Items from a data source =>
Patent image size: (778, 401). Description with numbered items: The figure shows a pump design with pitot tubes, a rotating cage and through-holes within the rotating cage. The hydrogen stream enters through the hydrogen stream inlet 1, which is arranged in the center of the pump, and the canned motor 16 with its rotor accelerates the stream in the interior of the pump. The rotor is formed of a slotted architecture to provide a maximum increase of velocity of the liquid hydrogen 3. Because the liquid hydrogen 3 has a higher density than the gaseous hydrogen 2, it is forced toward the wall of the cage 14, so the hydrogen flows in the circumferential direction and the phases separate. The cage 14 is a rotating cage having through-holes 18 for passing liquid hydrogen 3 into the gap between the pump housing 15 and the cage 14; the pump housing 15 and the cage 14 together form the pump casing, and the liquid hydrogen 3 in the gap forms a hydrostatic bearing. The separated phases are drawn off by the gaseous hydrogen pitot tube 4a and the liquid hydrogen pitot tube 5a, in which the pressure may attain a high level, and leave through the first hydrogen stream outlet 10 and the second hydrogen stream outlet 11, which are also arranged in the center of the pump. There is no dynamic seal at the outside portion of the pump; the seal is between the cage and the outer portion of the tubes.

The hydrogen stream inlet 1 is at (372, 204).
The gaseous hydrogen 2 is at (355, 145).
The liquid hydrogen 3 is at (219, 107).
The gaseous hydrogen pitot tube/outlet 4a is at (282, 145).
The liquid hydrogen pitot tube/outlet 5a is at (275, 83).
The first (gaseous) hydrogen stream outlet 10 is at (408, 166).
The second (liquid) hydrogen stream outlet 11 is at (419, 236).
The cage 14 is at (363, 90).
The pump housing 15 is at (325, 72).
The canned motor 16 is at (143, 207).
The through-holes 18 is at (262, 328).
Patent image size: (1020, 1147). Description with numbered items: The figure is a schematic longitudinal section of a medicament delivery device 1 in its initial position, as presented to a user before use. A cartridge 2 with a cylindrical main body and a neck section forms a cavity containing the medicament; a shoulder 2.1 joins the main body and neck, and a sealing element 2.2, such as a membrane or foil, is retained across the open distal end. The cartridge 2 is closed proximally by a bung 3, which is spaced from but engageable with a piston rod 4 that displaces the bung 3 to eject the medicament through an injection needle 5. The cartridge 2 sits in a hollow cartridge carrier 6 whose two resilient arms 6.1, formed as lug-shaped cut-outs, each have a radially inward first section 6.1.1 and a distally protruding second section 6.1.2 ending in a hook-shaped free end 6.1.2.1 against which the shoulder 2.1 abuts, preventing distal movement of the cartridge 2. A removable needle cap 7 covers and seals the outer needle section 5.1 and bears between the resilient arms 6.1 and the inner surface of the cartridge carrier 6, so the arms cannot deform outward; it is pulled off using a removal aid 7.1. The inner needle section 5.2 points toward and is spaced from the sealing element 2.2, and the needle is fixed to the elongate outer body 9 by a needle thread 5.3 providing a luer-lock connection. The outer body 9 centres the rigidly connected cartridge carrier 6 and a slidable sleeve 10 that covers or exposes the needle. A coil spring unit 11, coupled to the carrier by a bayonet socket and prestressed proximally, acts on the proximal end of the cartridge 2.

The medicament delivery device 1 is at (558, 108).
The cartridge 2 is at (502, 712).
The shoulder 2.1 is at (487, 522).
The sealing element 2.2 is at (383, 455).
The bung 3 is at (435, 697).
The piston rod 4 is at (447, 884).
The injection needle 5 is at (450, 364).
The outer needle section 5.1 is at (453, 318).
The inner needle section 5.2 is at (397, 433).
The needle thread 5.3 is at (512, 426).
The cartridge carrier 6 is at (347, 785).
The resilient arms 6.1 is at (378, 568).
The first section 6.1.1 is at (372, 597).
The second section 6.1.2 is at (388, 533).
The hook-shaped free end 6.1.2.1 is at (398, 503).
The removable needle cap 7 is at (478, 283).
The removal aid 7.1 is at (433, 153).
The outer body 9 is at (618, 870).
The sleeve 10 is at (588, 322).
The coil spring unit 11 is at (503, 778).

PROBLEM => Update the lines from the start through the line with "The gaseous hydrogen pitot tube/outlet", replacing "rotating cage" with "spinning cage" and leaving everything else unchanged.

FINAL RESULT =>
Patent image size: (778, 401). Description with numbered items: The figure shows a pump design with pitot tubes, a spinning cage and through-holes within the spinning cage. The hydrogen stream enters through the hydrogen stream inlet 1, which is arranged in the center of the pump, and the canned motor 16 with its rotor accelerates the stream in the interior of the pump. The rotor is formed of a slotted architecture to provide a maximum increase of velocity of the liquid hydrogen 3. Because the liquid hydrogen 3 has a higher density than the gaseous hydrogen 2, it is forced toward the wall of the cage 14, so the hydrogen flows in the circumferential direction and the phases separate. The cage 14 is a spinning cage having through-holes 18 for passing liquid hydrogen 3 into the gap between the pump housing 15 and the cage 14; the pump housing 15 and the cage 14 together form the pump casing, and the liquid hydrogen 3 in the gap forms a hydrostatic bearing. The separated phases are drawn off by the gaseous hydrogen pitot tube 4a and the liquid hydrogen pitot tube 5a, in which the pressure may attain a high level, and leave through the first hydrogen stream outlet 10 and the second hydrogen stream outlet 11, which are also arranged in the center of the pump. There is no dynamic seal at the outside portion of the pump; the seal is between the cage and the outer portion of the tubes.

The hydrogen stream inlet 1 is at (372, 204).
The gaseous hydrogen 2 is at (355, 145).
The liquid hydrogen 3 is at (219, 107).
The gaseous hydrogen pitot tube/outlet 4a is at (282, 145).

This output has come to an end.